--- START ---

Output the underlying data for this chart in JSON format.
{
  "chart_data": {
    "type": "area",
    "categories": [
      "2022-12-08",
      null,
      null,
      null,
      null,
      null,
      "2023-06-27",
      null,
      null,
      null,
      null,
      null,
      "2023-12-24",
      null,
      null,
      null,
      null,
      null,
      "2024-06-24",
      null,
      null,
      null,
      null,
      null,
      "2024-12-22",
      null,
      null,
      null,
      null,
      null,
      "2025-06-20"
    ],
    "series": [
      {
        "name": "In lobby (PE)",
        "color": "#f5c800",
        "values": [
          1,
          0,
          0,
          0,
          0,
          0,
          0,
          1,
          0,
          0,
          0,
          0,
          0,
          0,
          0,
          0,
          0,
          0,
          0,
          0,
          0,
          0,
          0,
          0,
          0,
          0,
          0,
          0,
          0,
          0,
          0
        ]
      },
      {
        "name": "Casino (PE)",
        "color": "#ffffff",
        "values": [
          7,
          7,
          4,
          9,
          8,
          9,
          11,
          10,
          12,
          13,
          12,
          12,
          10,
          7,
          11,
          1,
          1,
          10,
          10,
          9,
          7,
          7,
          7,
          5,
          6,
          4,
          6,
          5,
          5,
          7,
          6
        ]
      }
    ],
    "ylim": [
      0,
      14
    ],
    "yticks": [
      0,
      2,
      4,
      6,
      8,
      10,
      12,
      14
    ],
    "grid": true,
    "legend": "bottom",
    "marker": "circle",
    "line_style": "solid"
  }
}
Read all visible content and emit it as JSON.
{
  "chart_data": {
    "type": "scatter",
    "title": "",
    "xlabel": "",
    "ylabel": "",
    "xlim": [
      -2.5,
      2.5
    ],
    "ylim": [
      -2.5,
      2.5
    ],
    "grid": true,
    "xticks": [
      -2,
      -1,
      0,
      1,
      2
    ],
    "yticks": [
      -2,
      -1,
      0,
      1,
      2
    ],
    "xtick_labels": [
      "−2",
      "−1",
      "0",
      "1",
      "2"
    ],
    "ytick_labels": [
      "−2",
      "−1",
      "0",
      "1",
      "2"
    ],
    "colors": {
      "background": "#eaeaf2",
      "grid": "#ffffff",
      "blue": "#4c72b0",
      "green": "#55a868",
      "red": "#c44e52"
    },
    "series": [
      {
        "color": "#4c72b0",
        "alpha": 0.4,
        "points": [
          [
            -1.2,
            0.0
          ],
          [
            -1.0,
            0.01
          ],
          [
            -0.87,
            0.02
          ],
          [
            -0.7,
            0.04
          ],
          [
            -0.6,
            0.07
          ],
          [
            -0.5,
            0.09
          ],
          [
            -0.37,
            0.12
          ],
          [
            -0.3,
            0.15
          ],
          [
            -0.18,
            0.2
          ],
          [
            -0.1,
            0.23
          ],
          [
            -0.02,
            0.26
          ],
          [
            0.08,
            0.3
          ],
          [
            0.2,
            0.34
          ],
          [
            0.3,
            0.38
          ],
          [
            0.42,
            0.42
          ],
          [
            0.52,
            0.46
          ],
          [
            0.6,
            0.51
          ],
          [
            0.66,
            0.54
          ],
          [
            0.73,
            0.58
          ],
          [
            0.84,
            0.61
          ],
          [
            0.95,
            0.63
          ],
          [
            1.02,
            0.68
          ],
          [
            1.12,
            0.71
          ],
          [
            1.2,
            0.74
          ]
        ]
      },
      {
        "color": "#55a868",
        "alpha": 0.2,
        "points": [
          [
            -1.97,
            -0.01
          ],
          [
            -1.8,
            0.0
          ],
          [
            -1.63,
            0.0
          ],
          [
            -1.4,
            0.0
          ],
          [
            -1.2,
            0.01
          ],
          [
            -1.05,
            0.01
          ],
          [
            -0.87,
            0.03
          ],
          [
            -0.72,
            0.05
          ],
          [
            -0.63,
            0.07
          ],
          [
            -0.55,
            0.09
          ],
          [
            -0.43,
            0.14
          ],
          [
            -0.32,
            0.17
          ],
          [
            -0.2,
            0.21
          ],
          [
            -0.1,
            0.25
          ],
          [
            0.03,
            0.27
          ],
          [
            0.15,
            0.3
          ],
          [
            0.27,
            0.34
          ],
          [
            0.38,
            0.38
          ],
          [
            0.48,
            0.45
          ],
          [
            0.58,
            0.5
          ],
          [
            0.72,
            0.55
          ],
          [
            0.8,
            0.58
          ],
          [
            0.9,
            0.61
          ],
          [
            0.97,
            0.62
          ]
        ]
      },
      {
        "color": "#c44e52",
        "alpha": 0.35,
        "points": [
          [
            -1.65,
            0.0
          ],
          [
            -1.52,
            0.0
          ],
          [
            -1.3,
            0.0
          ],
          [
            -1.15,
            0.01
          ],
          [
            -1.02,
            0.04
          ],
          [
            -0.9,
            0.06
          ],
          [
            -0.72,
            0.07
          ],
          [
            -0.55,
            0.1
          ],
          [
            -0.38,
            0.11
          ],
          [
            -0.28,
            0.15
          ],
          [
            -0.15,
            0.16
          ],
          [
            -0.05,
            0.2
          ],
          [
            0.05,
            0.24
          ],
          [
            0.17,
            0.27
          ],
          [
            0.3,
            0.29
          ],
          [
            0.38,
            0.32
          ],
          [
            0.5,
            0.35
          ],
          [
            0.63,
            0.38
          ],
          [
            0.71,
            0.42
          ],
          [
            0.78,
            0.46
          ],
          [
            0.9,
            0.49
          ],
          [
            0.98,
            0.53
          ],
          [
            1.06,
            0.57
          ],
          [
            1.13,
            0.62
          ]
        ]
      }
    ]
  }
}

--- END ---

Set task
The records above must be output exactly, in full.

Correct response
Output the underlying data for this chart in JSON format.
{
  "chart_data": {
    "type": "area",
    "categories": [
      "2022-12-08",
      null,
      null,
      null,
      null,
      null,
      "2023-06-27",
      null,
      null,
      null,
      null,
      null,
      "2023-12-24",
      null,
      null,
      null,
      null,
      null,
      "2024-06-24",
      null,
      null,
      null,
      null,
      null,
      "2024-12-22",
      null,
      null,
      null,
      null,
      null,
      "2025-06-20"
    ],
    "series": [
      {
        "name": "In lobby (PE)",
        "color": "#f5c800",
        "values": [
          1,
          0,
          0,
          0,
          0,
          0,
          0,
          1,
          0,
          0,
          0,
          0,
          0,
          0,
          0,
          0,
          0,
          0,
          0,
          0,
          0,
          0,
          0,
          0,
          0,
          0,
          0,
          0,
          0,
          0,
          0
        ]
      },
      {
        "name": "Casino (PE)",
        "color": "#ffffff",
        "values": [
          7,
          7,
          4,
          9,
          8,
          9,
          11,
          10,
          12,
          13,
          12,
          12,
          10,
          7,
          11,
          1,
          1,
          10,
          10,
          9,
          7,
          7,
          7,
          5,
          6,
          4,
          6,
          5,
          5,
          7,
          6
        ]
      }
    ],
    "ylim": [
      0,
      14
    ],
    "yticks": [
      0,
      2,
      4,
      6,
      8,
      10,
      12,
      14
    ],
    "grid": true,
    "legend": "bottom",
    "marker": "circle",
    "line_style": "solid"
  }
}
Read all visible content and emit it as JSON.
{
  "chart_data": {
    "type": "scatter",
    "title": "",
    "xlabel": "",
    "ylabel": "",
    "xlim": [
      -2.5,
      2.5
    ],
    "ylim": [
      -2.5,
      2.5
    ],
    "grid": true,
    "xticks": [
      -2,
      -1,
      0,
      1,
      2
    ],
    "yticks": [
      -2,
      -1,
      0,
      1,
      2
    ],
    "xtick_labels": [
      "−2",
      "−1",
      "0",
      "1",
      "2"
    ],
    "ytick_labels": [
      "−2",
      "−1",
      "0",
      "1",
      "2"
    ],
    "colors": {
      "background": "#eaeaf2",
      "grid": "#ffffff",
      "blue": "#4c72b0",
      "green": "#55a868",
      "red": "#c44e52"
    },
    "series": [
      {
        "color": "#4c72b0",
        "alpha": 0.4,
        "points": [
          [
            -1.2,
            0.0
          ],
          [
            -1.0,
            0.01
          ],
          [
            -0.87,
            0.02
          ],
          [
            -0.7,
            0.04
          ],
          [
            -0.6,
            0.07
          ],
          [
            -0.5,
            0.09
          ],
          [
            -0.37,
            0.12
          ],
          [
            -0.3,
            0.15
          ],
          [
            -0.18,
            0.2
          ],
          [
            -0.1,
            0.23
          ],
          [
            -0.02,
            0.26
          ],
          [
            0.08,
            0.3
          ],
          [
            0.2,
            0.34
          ],
          [
            0.3,
            0.38
          ],
          [
            0.42,
            0.42
          ],
          [
            0.52,
            0.46
          ],
          [
            0.6,
            0.51
          ],
          [
            0.66,
            0.54
          ],
          [
            0.73,
            0.58
          ],
          [
            0.84,
            0.61
          ],
          [
            0.95,
            0.63
          ],
          [
            1.02,
            0.68
          ],
          [
            1.12,
            0.71
          ],
          [
            1.2,
            0.74
          ]
        ]
      },
      {
        "color": "#55a868",
        "alpha": 0.2,
        "points": [
          [
            -1.97,
            -0.01
          ],
          [
            -1.8,
            0.0
          ],
          [
            -1.63,
            0.0
          ],
          [
            -1.4,
            0.0
          ],
          [
            -1.2,
            0.01
          ],
          [
            -1.05,
            0.01
          ],
          [
            -0.87,
            0.03
          ],
          [
            -0.72,
            0.05
          ],
          [
            -0.63,
            0.07
          ],
          [
            -0.55,
            0.09
          ],
          [
            -0.43,
            0.14
          ],
          [
            -0.32,
            0.17
          ],
          [
            -0.2,
            0.21
          ],
          [
            -0.1,
            0.25
          ],
          [
            0.03,
            0.27
          ],
          [
            0.15,
            0.3
          ],
          [
            0.27,
            0.34
          ],
          [
            0.38,
            0.38
          ],
          [
            0.48,
            0.45
          ],
          [
            0.58,
            0.5
          ],
          [
            0.72,
            0.55
          ],
          [
            0.8,
            0.58
          ],
          [
            0.9,
            0.61
          ],
          [
            0.97,
            0.62
          ]
        ]
      },
      {
        "color": "#c44e52",
        "alpha": 0.35,
        "points": [
          [
            -1.65,
            0.0
          ],
          [
            -1.52,
            0.0
          ],
          [
            -1.3,
            0.0
          ],
          [
            -1.15,
            0.01
          ],
          [
            -1.02,
            0.04
          ],
          [
            -0.9,
            0.06
          ],
          [
            -0.72,
            0.07
          ],
          [
            -0.55,
            0.1
          ],
          [
            -0.38,
            0.11
          ],
          [
            -0.28,
            0.15
          ],
          [
            -0.15,
            0.16
          ],
          [
            -0.05,
            0.2
          ],
          [
            0.05,
            0.24
          ],
          [
            0.17,
            0.27
          ],
          [
            0.3,
            0.29
          ],
          [
            0.38,
            0.32
          ],
          [
            0.5,
            0.35
          ],
          [
            0.63,
            0.38
          ],
          [
            0.71,
            0.42
          ],
          [
            0.78,
            0.46
          ],
          [
            0.9,
            0.49
          ],
          [
            0.98,
            0.53
          ],
          [
            1.06,
            0.57
          ],
          [
            1.13,
            0.62
          ]
        ]
      }
    ]
  }
}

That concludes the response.